Wherever the word "title" appears in a line, copy that line.

---- EXERCISE MATERIAL

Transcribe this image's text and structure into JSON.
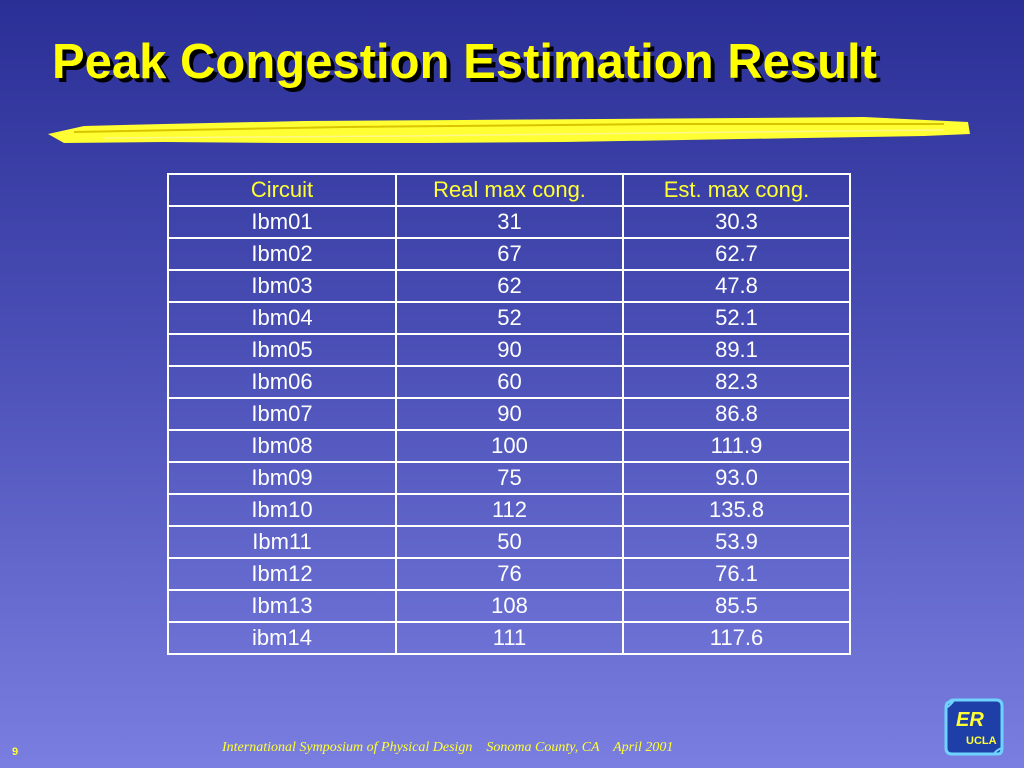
{
  "slide": {
    "title": "Peak Congestion Estimation Result",
    "page_number": "9"
  },
  "table": {
    "headers": [
      "Circuit",
      "Real max cong.",
      "Est. max cong."
    ],
    "rows": [
      [
        "Ibm01",
        "31",
        "30.3"
      ],
      [
        "Ibm02",
        "67",
        "62.7"
      ],
      [
        "Ibm03",
        "62",
        "47.8"
      ],
      [
        "Ibm04",
        "52",
        "52.1"
      ],
      [
        "Ibm05",
        "90",
        "89.1"
      ],
      [
        "Ibm06",
        "60",
        "82.3"
      ],
      [
        "Ibm07",
        "90",
        "86.8"
      ],
      [
        "Ibm08",
        "100",
        "111.9"
      ],
      [
        "Ibm09",
        "75",
        "93.0"
      ],
      [
        "Ibm10",
        "112",
        "135.8"
      ],
      [
        "Ibm11",
        "50",
        "53.9"
      ],
      [
        "Ibm12",
        "76",
        "76.1"
      ],
      [
        "Ibm13",
        "108",
        "85.5"
      ],
      [
        "ibm14",
        "111",
        "117.6"
      ]
    ]
  },
  "footer": {
    "text": "International Symposium of Physical Design    Sonoma County, CA    April 2001"
  },
  "logo": {
    "top_text": "ER",
    "bottom_text": "UCLA"
  },
  "colors": {
    "title": "#ffff00",
    "header_text": "#ffff33",
    "cell_text": "#ffffff",
    "background_top": "#2a2f96",
    "background_bottom": "#7a7ee0"
  }
}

--------

-- REPLY --
    "title": "Peak Congestion Estimation Result",
    "title": "#ffff00",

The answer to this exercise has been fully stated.